**Information shown:**

-*-*-

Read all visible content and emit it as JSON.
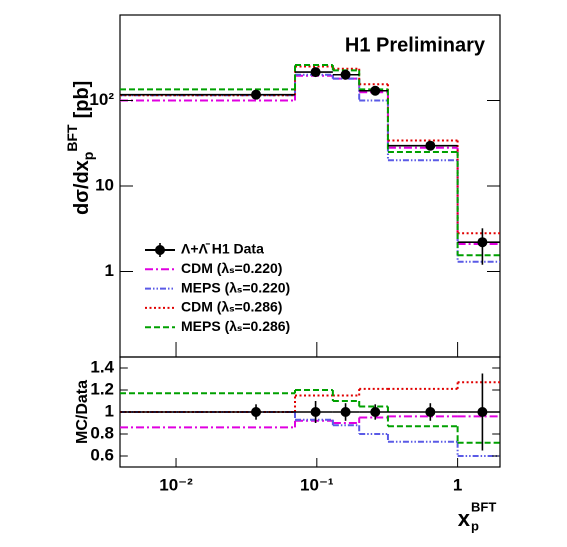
{
  "chart_data": [
    {
      "type": "step",
      "annotation": "H1 Preliminary",
      "ylabel": {
        "main": "dσ/dx",
        "sub": "p",
        "sup": "BFT",
        "unit": "[pb]"
      },
      "xscale": "log",
      "yscale": "log",
      "xlim": [
        0.004,
        2
      ],
      "ylim": [
        0.1,
        1000
      ],
      "yticks": [
        1,
        10,
        {
          "value": 100,
          "label": "10²"
        }
      ],
      "bins": [
        0.004,
        0.07,
        0.13,
        0.2,
        0.32,
        1,
        2
      ],
      "x": [
        0.037,
        0.098,
        0.16,
        0.26,
        0.64,
        1.5
      ],
      "legend": "lower left",
      "series": [
        {
          "name": "Λ+Λ̄ H1 Data",
          "color": "#000000",
          "style": "data",
          "values": [
            117,
            215,
            200,
            130,
            29.6,
            2.2
          ],
          "errors": [
            8,
            25,
            20,
            12,
            3,
            1
          ]
        },
        {
          "name": "CDM (λₛ=0.220)",
          "color": "#e000e0",
          "style": "dashdot",
          "values": [
            100,
            195,
            180,
            125,
            28,
            2.1
          ]
        },
        {
          "name": "MEPS (λₛ=0.220)",
          "color": "#5a5ae6",
          "style": "dashdotdot",
          "values": [
            115,
            200,
            180,
            100,
            20,
            1.3
          ]
        },
        {
          "name": "CDM (λₛ=0.286)",
          "color": "#e00000",
          "style": "dotted",
          "values": [
            115,
            250,
            235,
            155,
            34,
            2.8
          ]
        },
        {
          "name": "MEPS (λₛ=0.286)",
          "color": "#00a000",
          "style": "dashed",
          "values": [
            135,
            260,
            225,
            135,
            25,
            1.55
          ]
        }
      ]
    },
    {
      "type": "step",
      "ylabel": "MC/Data",
      "xlabel": {
        "main": "x",
        "sub": "p",
        "sup": "BFT"
      },
      "xscale": "log",
      "xlim": [
        0.004,
        2
      ],
      "ylim": [
        0.5,
        1.5
      ],
      "xticks": [
        {
          "value": 0.01,
          "label": "10⁻²"
        },
        {
          "value": 0.1,
          "label": "10⁻¹"
        },
        1
      ],
      "yticks": [
        0.6,
        0.8,
        1,
        1.2,
        1.4
      ],
      "bins": [
        0.004,
        0.07,
        0.13,
        0.2,
        0.32,
        1,
        2
      ],
      "x": [
        0.037,
        0.098,
        0.16,
        0.26,
        0.64,
        1.5
      ],
      "series": [
        {
          "color": "#000000",
          "style": "data",
          "values": [
            1,
            1,
            1,
            1,
            1,
            1
          ],
          "errors": [
            0.07,
            0.1,
            0.08,
            0.07,
            0.08,
            0.35
          ]
        },
        {
          "color": "#e000e0",
          "style": "dashdot",
          "values": [
            0.86,
            0.92,
            0.9,
            0.95,
            0.96,
            0.96
          ]
        },
        {
          "color": "#5a5ae6",
          "style": "dashdotdot",
          "values": [
            1.0,
            0.93,
            0.88,
            0.8,
            0.73,
            0.6
          ]
        },
        {
          "color": "#e00000",
          "style": "dotted",
          "values": [
            1.0,
            1.15,
            1.15,
            1.21,
            1.21,
            1.27
          ]
        },
        {
          "color": "#00a000",
          "style": "dashed",
          "values": [
            1.17,
            1.2,
            1.1,
            1.05,
            0.87,
            0.72
          ]
        }
      ]
    }
  ]
}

-*-*-

Identify each line in the records above that contains the word "name", and copy it out in full.

          "name": "Λ+Λ̄ H1 Data",
          "name": "CDM (λₛ=0.220)",
          "name": "MEPS (λₛ=0.220)",
          "name": "CDM (λₛ=0.286)",
          "name": "MEPS (λₛ=0.286)",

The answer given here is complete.